# Boxed element entries:
Begin
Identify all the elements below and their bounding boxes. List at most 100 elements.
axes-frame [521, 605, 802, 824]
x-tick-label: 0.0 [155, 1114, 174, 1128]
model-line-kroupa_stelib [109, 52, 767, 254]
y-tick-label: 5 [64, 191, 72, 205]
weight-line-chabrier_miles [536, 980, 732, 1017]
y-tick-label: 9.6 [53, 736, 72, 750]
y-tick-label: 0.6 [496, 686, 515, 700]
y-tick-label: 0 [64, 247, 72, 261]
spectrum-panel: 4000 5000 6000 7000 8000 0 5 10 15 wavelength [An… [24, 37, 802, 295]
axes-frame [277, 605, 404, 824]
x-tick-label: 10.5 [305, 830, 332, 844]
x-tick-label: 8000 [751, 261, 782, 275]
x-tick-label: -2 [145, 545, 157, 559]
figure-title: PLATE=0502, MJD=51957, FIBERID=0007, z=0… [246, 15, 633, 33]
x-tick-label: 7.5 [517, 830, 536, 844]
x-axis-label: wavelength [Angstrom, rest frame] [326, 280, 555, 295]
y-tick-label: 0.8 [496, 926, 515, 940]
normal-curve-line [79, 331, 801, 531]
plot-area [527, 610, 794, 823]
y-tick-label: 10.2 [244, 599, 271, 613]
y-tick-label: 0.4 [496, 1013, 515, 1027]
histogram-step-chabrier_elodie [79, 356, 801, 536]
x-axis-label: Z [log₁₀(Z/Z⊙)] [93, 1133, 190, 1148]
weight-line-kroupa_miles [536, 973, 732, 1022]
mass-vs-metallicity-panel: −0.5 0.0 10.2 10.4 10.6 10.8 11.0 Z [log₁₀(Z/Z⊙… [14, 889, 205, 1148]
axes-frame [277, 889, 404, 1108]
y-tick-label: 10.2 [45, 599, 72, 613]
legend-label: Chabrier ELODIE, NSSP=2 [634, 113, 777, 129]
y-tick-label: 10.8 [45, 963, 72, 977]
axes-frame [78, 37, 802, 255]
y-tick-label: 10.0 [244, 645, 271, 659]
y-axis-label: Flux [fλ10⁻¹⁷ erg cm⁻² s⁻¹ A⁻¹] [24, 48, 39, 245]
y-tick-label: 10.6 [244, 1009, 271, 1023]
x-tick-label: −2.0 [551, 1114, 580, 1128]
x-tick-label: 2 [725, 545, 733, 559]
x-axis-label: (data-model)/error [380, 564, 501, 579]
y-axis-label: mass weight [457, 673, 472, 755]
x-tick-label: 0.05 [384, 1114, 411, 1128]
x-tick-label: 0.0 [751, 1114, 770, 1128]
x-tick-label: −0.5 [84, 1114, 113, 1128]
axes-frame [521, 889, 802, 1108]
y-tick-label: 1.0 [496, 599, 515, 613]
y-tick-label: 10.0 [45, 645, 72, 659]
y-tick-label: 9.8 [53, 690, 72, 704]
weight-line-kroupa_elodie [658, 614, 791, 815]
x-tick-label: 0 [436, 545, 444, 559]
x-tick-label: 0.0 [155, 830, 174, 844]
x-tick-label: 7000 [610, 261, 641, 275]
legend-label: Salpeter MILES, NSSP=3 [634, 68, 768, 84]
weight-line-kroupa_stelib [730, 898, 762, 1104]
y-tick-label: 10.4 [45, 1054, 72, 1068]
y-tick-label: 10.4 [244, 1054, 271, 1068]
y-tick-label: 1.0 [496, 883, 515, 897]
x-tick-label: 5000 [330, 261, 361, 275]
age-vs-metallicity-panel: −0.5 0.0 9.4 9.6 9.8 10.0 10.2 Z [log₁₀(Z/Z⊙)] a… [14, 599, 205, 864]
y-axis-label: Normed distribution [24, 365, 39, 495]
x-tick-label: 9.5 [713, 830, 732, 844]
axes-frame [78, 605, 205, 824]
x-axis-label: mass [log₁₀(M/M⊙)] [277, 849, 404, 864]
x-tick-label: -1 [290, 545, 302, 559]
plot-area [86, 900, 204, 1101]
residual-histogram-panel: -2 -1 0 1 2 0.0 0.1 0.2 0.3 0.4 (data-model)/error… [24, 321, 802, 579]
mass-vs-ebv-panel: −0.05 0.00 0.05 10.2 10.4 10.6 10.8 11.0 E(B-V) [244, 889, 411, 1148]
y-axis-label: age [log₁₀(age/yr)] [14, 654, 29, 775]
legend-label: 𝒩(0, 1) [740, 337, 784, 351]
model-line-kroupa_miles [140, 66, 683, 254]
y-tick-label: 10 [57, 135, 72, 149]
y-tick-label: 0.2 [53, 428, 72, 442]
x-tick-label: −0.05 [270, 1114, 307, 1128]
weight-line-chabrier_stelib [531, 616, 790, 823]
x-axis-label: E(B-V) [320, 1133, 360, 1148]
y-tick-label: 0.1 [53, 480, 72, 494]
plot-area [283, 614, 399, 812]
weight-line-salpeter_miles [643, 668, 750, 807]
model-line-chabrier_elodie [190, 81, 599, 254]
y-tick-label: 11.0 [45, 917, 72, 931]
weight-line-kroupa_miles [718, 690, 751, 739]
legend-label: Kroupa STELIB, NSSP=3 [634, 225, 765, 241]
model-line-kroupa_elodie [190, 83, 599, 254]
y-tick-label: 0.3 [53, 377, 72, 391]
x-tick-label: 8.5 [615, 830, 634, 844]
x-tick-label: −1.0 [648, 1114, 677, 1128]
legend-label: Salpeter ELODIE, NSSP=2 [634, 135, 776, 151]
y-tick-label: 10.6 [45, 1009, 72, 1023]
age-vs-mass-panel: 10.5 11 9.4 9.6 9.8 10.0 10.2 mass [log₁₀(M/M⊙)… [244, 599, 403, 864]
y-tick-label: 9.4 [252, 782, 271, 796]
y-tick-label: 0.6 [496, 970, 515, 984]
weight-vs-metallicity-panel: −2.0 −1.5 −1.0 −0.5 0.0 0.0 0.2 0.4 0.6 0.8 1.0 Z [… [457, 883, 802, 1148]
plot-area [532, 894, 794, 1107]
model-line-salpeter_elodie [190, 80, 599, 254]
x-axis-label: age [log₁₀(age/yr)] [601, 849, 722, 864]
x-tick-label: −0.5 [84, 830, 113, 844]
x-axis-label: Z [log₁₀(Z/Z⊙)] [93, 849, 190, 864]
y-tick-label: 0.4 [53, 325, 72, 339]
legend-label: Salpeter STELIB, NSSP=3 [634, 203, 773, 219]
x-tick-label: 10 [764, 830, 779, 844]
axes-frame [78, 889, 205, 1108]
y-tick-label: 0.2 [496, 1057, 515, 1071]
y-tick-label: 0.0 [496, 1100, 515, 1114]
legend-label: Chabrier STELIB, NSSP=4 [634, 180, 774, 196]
End
# Task brief:
Filter the listing above down to the lines that contain the string "data".

# Result for this exercise:
x-axis-label: (data-model)/error [380, 564, 501, 579]
residual-histogram-panel: -2 -1 0 1 2 0.0 0.1 0.2 0.3 0.4 (data-model)/error… [24, 321, 802, 579]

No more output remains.